Print every entry, word for word, and skip the images.

*Given records:*
★ ★ ★ ★ ★ ★ ★

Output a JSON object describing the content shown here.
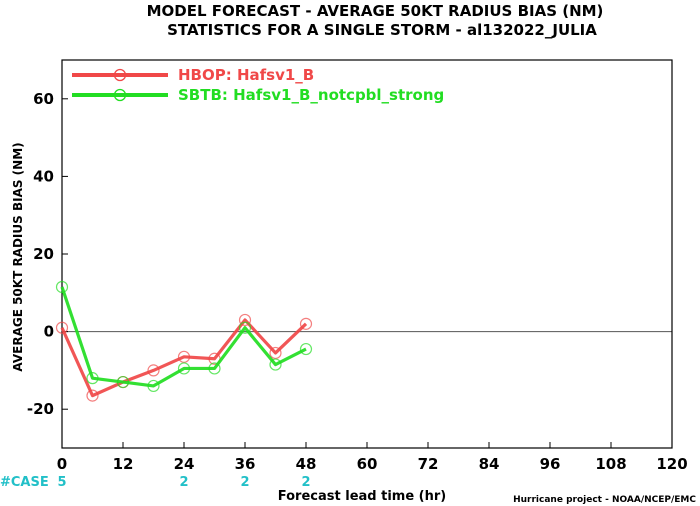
{
  "chart_data": {
    "type": "line",
    "title": "MODEL FORECAST - AVERAGE 50KT RADIUS BIAS (NM)",
    "subtitle": "STATISTICS FOR A SINGLE STORM - al132022_JULIA",
    "xlabel": "Forecast lead time (hr)",
    "ylabel": "AVERAGE 50KT RADIUS BIAS (NM)",
    "xlim": [
      0,
      120
    ],
    "ylim": [
      -30,
      70
    ],
    "xticks": [
      0,
      12,
      24,
      36,
      48,
      60,
      72,
      84,
      96,
      108,
      120
    ],
    "yticks": [
      -20,
      0,
      20,
      40,
      60
    ],
    "zero_line": true,
    "legend_position": "top-left",
    "series": [
      {
        "name": "HBOP: Hafsv1_B",
        "color": "#f04848",
        "x": [
          0,
          6,
          12,
          18,
          24,
          30,
          36,
          42,
          48
        ],
        "values": [
          1,
          -16.5,
          -13,
          -10,
          -6.5,
          -7,
          3,
          -5.5,
          2
        ]
      },
      {
        "name": "SBTB: Hafsv1_B_notcpbl_strong",
        "color": "#22dd22",
        "x": [
          0,
          6,
          12,
          18,
          24,
          30,
          36,
          42,
          48
        ],
        "values": [
          11.5,
          -12,
          -13,
          -14,
          -9.5,
          -9.5,
          1,
          -8.5,
          -4.5
        ]
      }
    ],
    "case_label": "#CASE",
    "case_color": "#22c0c8",
    "cases": [
      {
        "x": 0,
        "n": "5"
      },
      {
        "x": 24,
        "n": "2"
      },
      {
        "x": 36,
        "n": "2"
      },
      {
        "x": 48,
        "n": "2"
      }
    ]
  },
  "credit": "Hurricane project - NOAA/NCEP/EMC"
}
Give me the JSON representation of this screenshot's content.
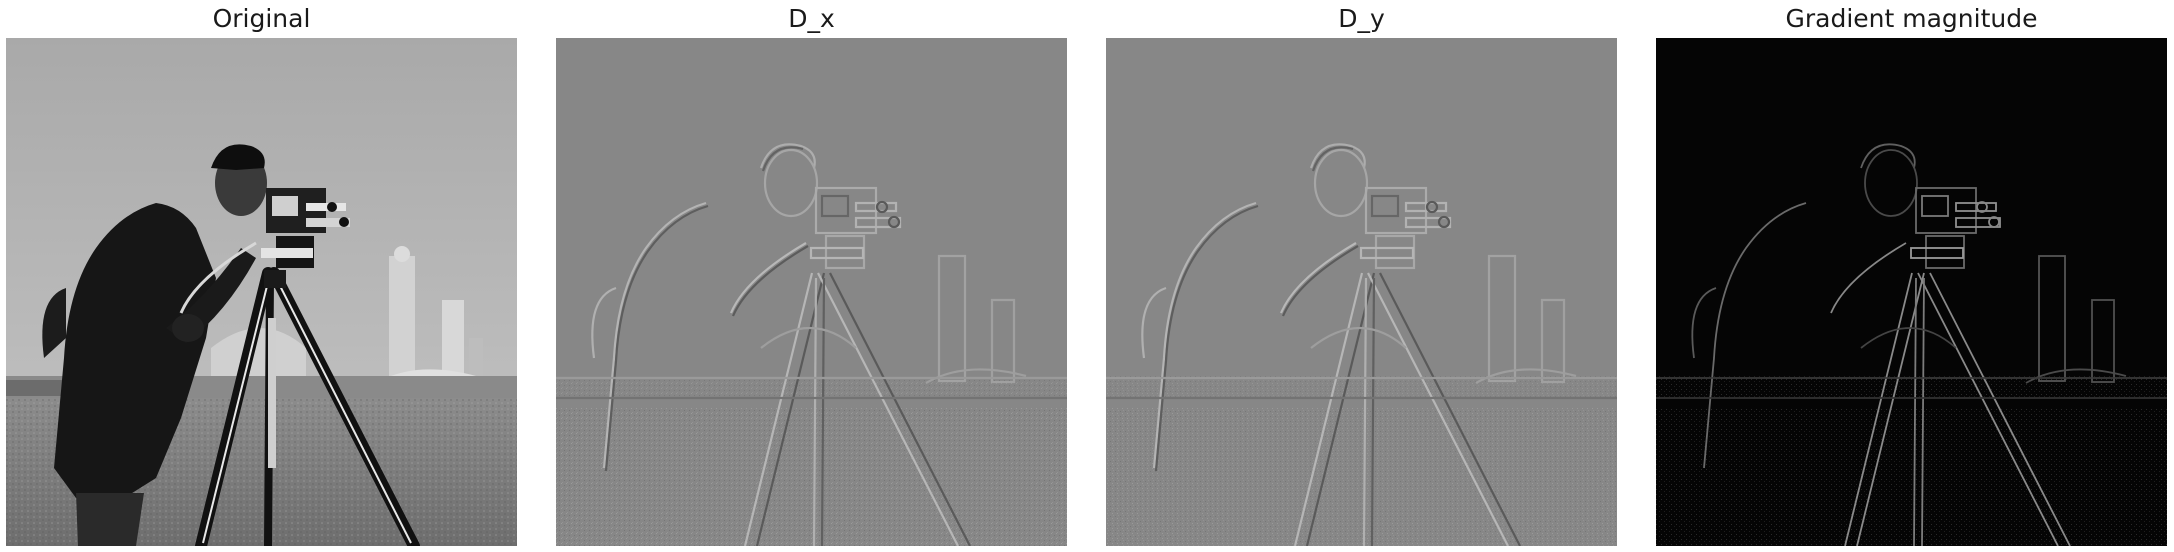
{
  "figure": {
    "panels": [
      {
        "title": "Original",
        "kind": "original"
      },
      {
        "title": "D_x",
        "kind": "dx"
      },
      {
        "title": "D_y",
        "kind": "dy"
      },
      {
        "title": "Gradient magnitude",
        "kind": "magnitude"
      }
    ]
  }
}
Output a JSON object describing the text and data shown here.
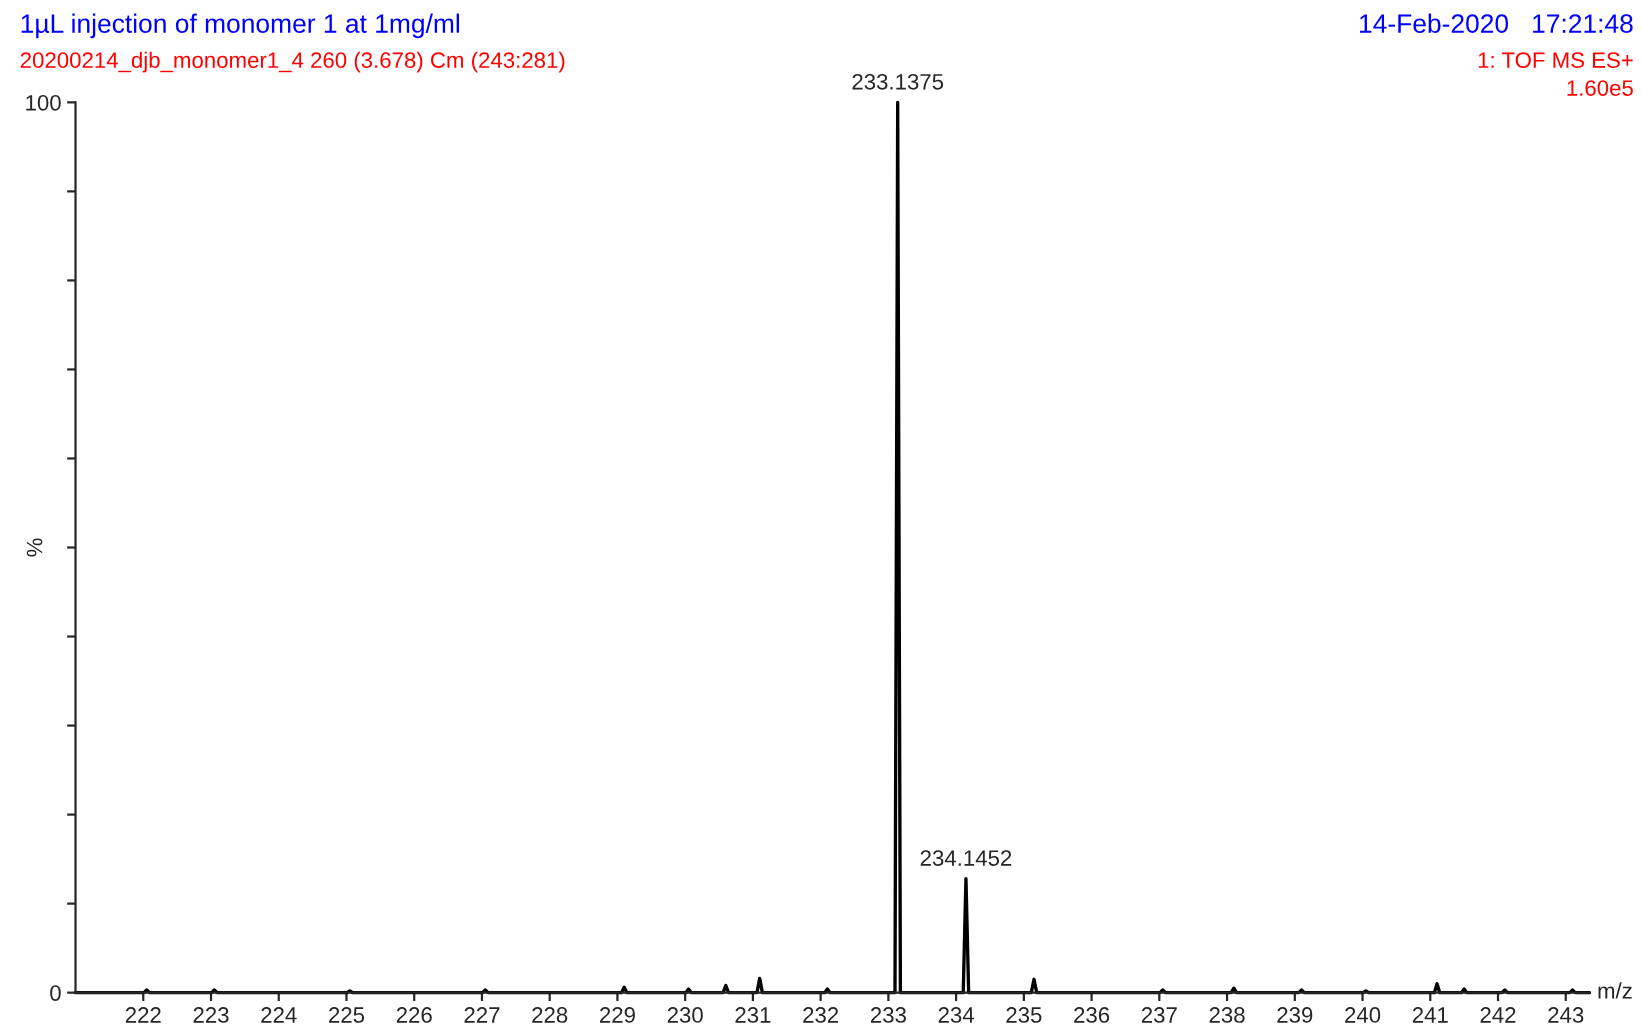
{
  "chart_data": {
    "type": "line",
    "title": "1µL injection of monomer 1 at 1mg/ml",
    "subtitle": "20200214_djb_monomer1_4 260 (3.678) Cm (243:281)",
    "xlabel": "m/z",
    "ylabel": "%",
    "annotations": [
      "14-Feb-2020   17:21:48",
      "1: TOF MS ES+",
      "1.60e5",
      {
        "text": "233.1375",
        "x": 233.1375,
        "y": 100
      },
      {
        "text": "234.1452",
        "x": 234.1452,
        "y": 12.8
      }
    ],
    "series": [
      {
        "color": "#000000",
        "x": [
          221.0,
          222.01,
          222.05,
          222.09,
          223.01,
          223.05,
          223.09,
          225.01,
          225.05,
          225.09,
          227.01,
          227.05,
          227.09,
          229.06,
          229.1,
          229.14,
          230.01,
          230.05,
          230.09,
          230.56,
          230.6,
          230.64,
          231.06,
          231.1,
          231.14,
          232.06,
          232.1,
          232.14,
          233.0975,
          233.1375,
          233.1775,
          234.1052,
          234.1452,
          234.1852,
          235.11,
          235.15,
          235.19,
          237.01,
          237.05,
          237.09,
          238.06,
          238.1,
          238.14,
          239.06,
          239.1,
          239.14,
          240.01,
          240.05,
          240.09,
          241.06,
          241.1,
          241.14,
          241.46,
          241.5,
          241.54,
          242.06,
          242.1,
          242.14,
          243.06,
          243.1,
          243.14,
          243.35
        ],
        "values": [
          0,
          0,
          0.3,
          0,
          0,
          0.3,
          0,
          0,
          0.2,
          0,
          0,
          0.3,
          0,
          0,
          0.6,
          0,
          0,
          0.4,
          0,
          0,
          0.8,
          0,
          0,
          1.6,
          0,
          0,
          0.4,
          0,
          0,
          100,
          0,
          0,
          12.8,
          0,
          0,
          1.5,
          0,
          0,
          0.3,
          0,
          0,
          0.5,
          0,
          0,
          0.3,
          0,
          0,
          0.2,
          0,
          0,
          1.0,
          0,
          0,
          0.4,
          0,
          0,
          0.3,
          0,
          0,
          0.3,
          0,
          0
        ]
      }
    ],
    "xlim": [
      221.0,
      243.35
    ],
    "ylim": [
      0,
      100
    ],
    "xticks": [
      222,
      223,
      224,
      225,
      226,
      227,
      228,
      229,
      230,
      231,
      232,
      233,
      234,
      235,
      236,
      237,
      238,
      239,
      240,
      241,
      242,
      243
    ],
    "yticks": [
      0,
      {
        "value": 10,
        "label": null
      },
      {
        "value": 20,
        "label": null
      },
      {
        "value": 30,
        "label": null
      },
      {
        "value": 40,
        "label": null
      },
      {
        "value": 50,
        "label": null
      },
      {
        "value": 60,
        "label": null
      },
      {
        "value": 70,
        "label": null
      },
      {
        "value": 80,
        "label": null
      },
      {
        "value": 90,
        "label": null
      },
      100
    ],
    "grid": false,
    "legend": false,
    "marker": "none",
    "line_style": "solid"
  }
}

★ ★ ★ ★ ★ ★ ★

*Output below:*
Output a JSON object describing the content shown here.
{
  "chart_data": {
    "type": "line",
    "title": "MODEL FORECAST - AVERAGE 50KT RADIUS BIAS (NM)",
    "subtitle": "STATISTICS FOR A SINGLE STORM - al132022_JULIA",
    "xlabel": "Forecast lead time (hr)",
    "ylabel": "AVERAGE 50KT RADIUS BIAS (NM)",
    "xlim": [
      0,
      120
    ],
    "ylim": [
      -30,
      70
    ],
    "xticks": [
      0,
      12,
      24,
      36,
      48,
      60,
      72,
      84,
      96,
      108,
      120
    ],
    "yticks": [
      -20,
      0,
      20,
      40,
      60
    ],
    "zero_line": true,
    "legend_position": "top-left",
    "series": [
      {
        "name": "HBOP: Hafsv1_B",
        "color": "#f04848",
        "x": [
          0,
          6,
          12,
          18,
          24,
          30,
          36,
          42,
          48
        ],
        "values": [
          1,
          -16.5,
          -13,
          -10,
          -6.5,
          -7,
          3,
          -5.5,
          2
        ]
      },
      {
        "name": "SBTB: Hafsv1_B_notcpbl_strong",
        "color": "#22dd22",
        "x": [
          0,
          6,
          12,
          18,
          24,
          30,
          36,
          42,
          48
        ],
        "values": [
          11.5,
          -12,
          -13,
          -14,
          -9.5,
          -9.5,
          1,
          -8.5,
          -4.5
        ]
      }
    ],
    "case_label": "#CASE",
    "case_color": "#22c0c8",
    "cases": [
      {
        "x": 0,
        "n": "5"
      },
      {
        "x": 24,
        "n": "2"
      },
      {
        "x": 36,
        "n": "2"
      },
      {
        "x": 48,
        "n": "2"
      }
    ]
  },
  "credit": "Hurricane project - NOAA/NCEP/EMC"
}
Give me the JSON representation of this screenshot's content.
{
  "figure": {
    "panels": [
      {
        "title": "Original",
        "kind": "original"
      },
      {
        "title": "D_x",
        "kind": "dx"
      },
      {
        "title": "D_y",
        "kind": "dy"
      },
      {
        "title": "Gradient magnitude",
        "kind": "magnitude"
      }
    ]
  }
}
Output a JSON object describing the text and data shown here.
{
  "chart_data": {
    "type": "line",
    "title": "1µL injection of monomer 1 at 1mg/ml",
    "subtitle": "20200214_djb_monomer1_4 260 (3.678) Cm (243:281)",
    "xlabel": "m/z",
    "ylabel": "%",
    "annotations": [
      "14-Feb-2020   17:21:48",
      "1: TOF MS ES+",
      "1.60e5",
      {
        "text": "233.1375",
        "x": 233.1375,
        "y": 100
      },
      {
        "text": "234.1452",
        "x": 234.1452,
        "y": 12.8
      }
    ],
    "series": [
      {
        "color": "#000000",
        "x": [
          221.0,
          222.01,
          222.05,
          222.09,
          223.01,
          223.05,
          223.09,
          225.01,
          225.05,
          225.09,
          227.01,
          227.05,
          227.09,
          229.06,
          229.1,
          229.14,
          230.01,
          230.05,
          230.09,
          230.56,
          230.6,
          230.64,
          231.06,
          231.1,
          231.14,
          232.06,
          232.1,
          232.14,
          233.0975,
          233.1375,
          233.1775,
          234.1052,
          234.1452,
          234.1852,
          235.11,
          235.15,
          235.19,
          237.01,
          237.05,
          237.09,
          238.06,
          238.1,
          238.14,
          239.06,
          239.1,
          239.14,
          240.01,
          240.05,
          240.09,
          241.06,
          241.1,
          241.14,
          241.46,
          241.5,
          241.54,
          242.06,
          242.1,
          242.14,
          243.06,
          243.1,
          243.14,
          243.35
        ],
        "values": [
          0,
          0,
          0.3,
          0,
          0,
          0.3,
          0,
          0,
          0.2,
          0,
          0,
          0.3,
          0,
          0,
          0.6,
          0,
          0,
          0.4,
          0,
          0,
          0.8,
          0,
          0,
          1.6,
          0,
          0,
          0.4,
          0,
          0,
          100,
          0,
          0,
          12.8,
          0,
          0,
          1.5,
          0,
          0,
          0.3,
          0,
          0,
          0.5,
          0,
          0,
          0.3,
          0,
          0,
          0.2,
          0,
          0,
          1.0,
          0,
          0,
          0.4,
          0,
          0,
          0.3,
          0,
          0,
          0.3,
          0,
          0
        ]
      }
    ],
    "xlim": [
      221.0,
      243.35
    ],
    "ylim": [
      0,
      100
    ],
    "xticks": [
      222,
      223,
      224,
      225,
      226,
      227,
      228,
      229,
      230,
      231,
      232,
      233,
      234,
      235,
      236,
      237,
      238,
      239,
      240,
      241,
      242,
      243
    ],
    "yticks": [
      0,
      {
        "value": 10,
        "label": null
      },
      {
        "value": 20,
        "label": null
      },
      {
        "value": 30,
        "label": null
      },
      {
        "value": 40,
        "label": null
      },
      {
        "value": 50,
        "label": null
      },
      {
        "value": 60,
        "label": null
      },
      {
        "value": 70,
        "label": null
      },
      {
        "value": 80,
        "label": null
      },
      {
        "value": 90,
        "label": null
      },
      100
    ],
    "grid": false,
    "legend": false,
    "marker": "none",
    "line_style": "solid"
  }
}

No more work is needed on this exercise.